EXTRAIT CHOISI –
- - -
Tentation diabolique et désespérante qui fait échouer
le meilleur, parce qu’on mélange la fin et les moyens…

Pire : finir par avoir
confiance en soi-même, au point de ne plus laisser de place au
doute, à l’autre, à Dieu. Se croire juste, ou
fort, ou arrivé, ou utile, ou suffisant. Là est
l’ultime tentation, celle qui arrive quand toutes les autres
semblent surmontées, celle qui arrive parce que toutes les
autres semblent surmontées. Ultime tentation, ultime illusion,
qui n’est pas si rare : croire avoir surmonté les
tentations...

C’est une autre figure
de ce que l’Évangile appelle le péché
contre l’Esprit : se passer de Dieu. Et c’est cette
tentation que Jésus, quand elle lui est présentée,
balaye d’un rappel : « Tu ne te prosterneras que
devant Dieu seul. »
Ni devant une idole, ni devant une
tentation, ni devant toi-même. À nouveau, c’est
dans la prière, et nulle part ailleurs, que je vois plus clair
et peux m’épargner de trahir.

Soumets-nous… au bien !
- - -
INFORMATIONS FOURNIES –
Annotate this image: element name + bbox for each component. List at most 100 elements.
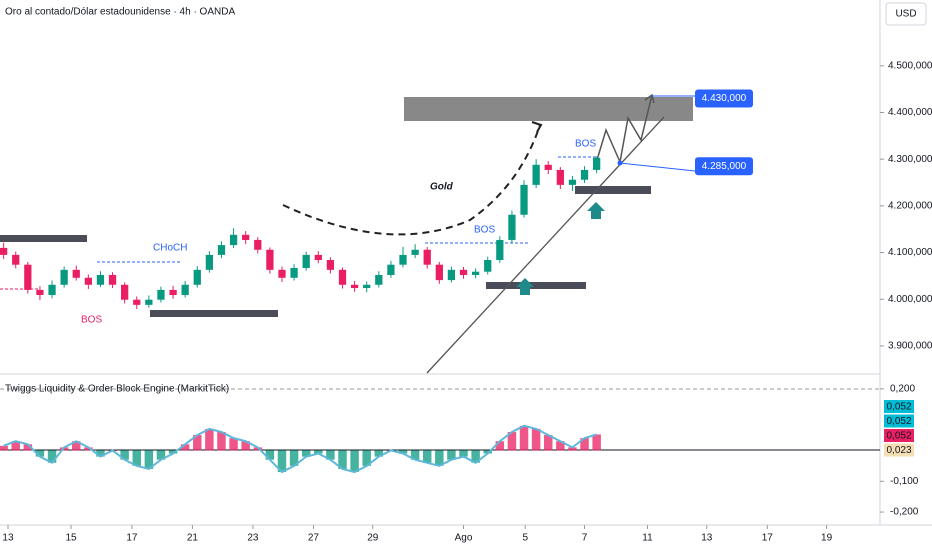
- - -
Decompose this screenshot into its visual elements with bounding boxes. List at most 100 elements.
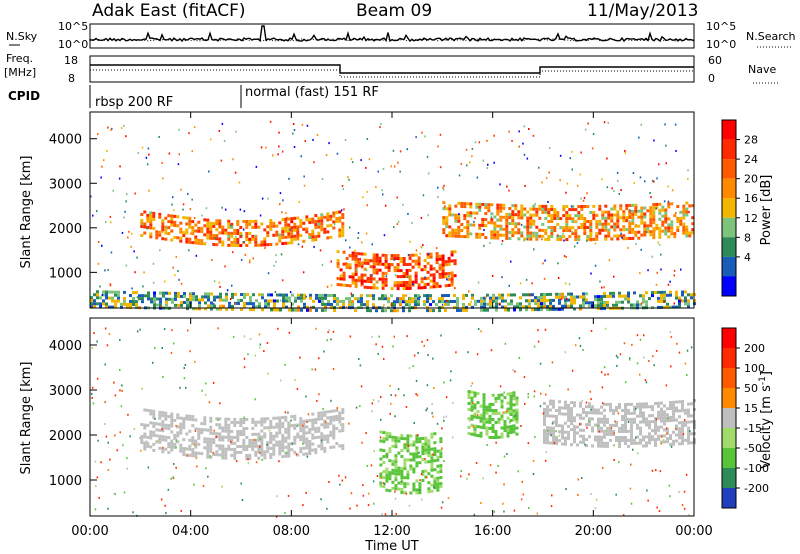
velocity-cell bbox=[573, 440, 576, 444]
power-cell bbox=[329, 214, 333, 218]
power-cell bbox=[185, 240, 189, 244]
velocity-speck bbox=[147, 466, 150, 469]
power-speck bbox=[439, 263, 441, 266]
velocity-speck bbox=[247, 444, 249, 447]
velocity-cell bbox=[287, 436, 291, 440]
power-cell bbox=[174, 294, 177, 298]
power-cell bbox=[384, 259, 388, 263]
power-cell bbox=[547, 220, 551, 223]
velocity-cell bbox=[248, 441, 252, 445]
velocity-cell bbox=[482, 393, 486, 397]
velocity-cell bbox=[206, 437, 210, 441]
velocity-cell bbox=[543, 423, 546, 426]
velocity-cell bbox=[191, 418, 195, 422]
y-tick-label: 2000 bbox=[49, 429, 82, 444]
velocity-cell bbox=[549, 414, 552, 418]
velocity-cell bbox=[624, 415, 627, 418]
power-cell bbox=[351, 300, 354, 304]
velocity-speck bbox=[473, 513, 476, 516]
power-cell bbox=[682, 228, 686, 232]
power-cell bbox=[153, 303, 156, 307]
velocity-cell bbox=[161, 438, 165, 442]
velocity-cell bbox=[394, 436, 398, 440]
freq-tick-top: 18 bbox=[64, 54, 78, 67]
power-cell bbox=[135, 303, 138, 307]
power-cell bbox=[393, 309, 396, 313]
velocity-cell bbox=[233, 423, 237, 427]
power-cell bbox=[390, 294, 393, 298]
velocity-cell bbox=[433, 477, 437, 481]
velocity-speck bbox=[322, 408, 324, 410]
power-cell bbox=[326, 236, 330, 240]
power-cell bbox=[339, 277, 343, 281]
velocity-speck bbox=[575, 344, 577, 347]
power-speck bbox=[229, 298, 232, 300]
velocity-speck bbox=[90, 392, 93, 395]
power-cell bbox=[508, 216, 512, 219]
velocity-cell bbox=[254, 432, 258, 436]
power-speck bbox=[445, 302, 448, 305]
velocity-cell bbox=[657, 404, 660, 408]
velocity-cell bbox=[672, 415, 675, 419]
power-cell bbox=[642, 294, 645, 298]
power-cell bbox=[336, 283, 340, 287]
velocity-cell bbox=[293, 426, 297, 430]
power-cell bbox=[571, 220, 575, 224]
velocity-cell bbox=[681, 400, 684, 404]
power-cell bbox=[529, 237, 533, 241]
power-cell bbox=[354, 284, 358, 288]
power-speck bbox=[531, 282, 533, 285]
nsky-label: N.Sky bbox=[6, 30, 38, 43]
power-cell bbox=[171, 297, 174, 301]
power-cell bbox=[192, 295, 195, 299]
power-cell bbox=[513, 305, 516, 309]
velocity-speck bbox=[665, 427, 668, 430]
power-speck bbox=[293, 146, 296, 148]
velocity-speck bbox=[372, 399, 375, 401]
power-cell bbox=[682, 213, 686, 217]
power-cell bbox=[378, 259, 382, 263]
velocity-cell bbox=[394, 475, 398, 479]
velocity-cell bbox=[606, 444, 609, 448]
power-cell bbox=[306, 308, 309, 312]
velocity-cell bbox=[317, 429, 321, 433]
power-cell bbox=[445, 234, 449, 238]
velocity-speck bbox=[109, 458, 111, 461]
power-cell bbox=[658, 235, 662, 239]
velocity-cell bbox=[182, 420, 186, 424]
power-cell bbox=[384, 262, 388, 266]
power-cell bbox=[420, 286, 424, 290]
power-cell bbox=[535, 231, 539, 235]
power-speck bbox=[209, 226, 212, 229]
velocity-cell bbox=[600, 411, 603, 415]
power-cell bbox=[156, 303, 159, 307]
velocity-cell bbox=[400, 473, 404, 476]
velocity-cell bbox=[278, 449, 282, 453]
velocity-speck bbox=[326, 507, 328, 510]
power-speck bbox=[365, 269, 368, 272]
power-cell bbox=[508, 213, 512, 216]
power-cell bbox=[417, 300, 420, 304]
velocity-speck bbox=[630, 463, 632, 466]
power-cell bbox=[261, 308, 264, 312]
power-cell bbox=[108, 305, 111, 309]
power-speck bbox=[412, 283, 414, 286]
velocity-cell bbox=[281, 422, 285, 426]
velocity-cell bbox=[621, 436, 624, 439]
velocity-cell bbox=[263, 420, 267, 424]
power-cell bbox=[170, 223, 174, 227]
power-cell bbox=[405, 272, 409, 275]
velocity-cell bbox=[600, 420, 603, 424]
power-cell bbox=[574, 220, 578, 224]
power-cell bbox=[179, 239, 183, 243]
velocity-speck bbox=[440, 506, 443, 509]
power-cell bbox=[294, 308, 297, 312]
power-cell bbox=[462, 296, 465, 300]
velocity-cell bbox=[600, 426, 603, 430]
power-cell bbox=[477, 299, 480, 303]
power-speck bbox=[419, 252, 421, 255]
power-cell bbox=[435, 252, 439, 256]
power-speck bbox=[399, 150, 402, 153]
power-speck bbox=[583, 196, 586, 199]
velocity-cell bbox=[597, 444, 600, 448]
- - -
TÂCHES À EFFECTUER –
a) Traduisez en anglais la phrase suivante de l'extrait sur la tentation : « À nouveau, c’est dans la prière, et nulle part ailleurs, que je vois plus clair et peux m’épargner de trahir. »
b) Prolongez l'extrait sur la tentation en reprenant juste après sa dernière phrase.

RÉPONSES PAR TÂCHE –
a) Once again, it is in prayer, and nowhere else, that I see more clearly and can spare myself from betraying.

b)
Dans un monastère, le
moine-cordonnier, furieux, vient de jeter son outil, et se jette à
genoux. « Mon Dieu, je n’en peux plus. Les autres
moines passent leur vie à

lire, à méditer,
certains écrivent des livres ou réalisent des
enluminures. Et moi, quelle est ma vie ? J’ai pour tout horizon
un atelier poussiéreux et sombre, je respire à longueur
de journées le délicat parfum du cuir moisi, tout mon
art consiste à réparer de vieilles sandales…
Tandis que mes frères s’adonnent à de nobles
tâches, qui leur attirent estime et félicitations, voilà
à quoi j’use ma vie ! Je sais bien que tous les humains
doivent porter leur croix, je l’accepte, seulement voilà,
la mienne ne me convient pas ! Permets-moi d’en choisir une
autre… »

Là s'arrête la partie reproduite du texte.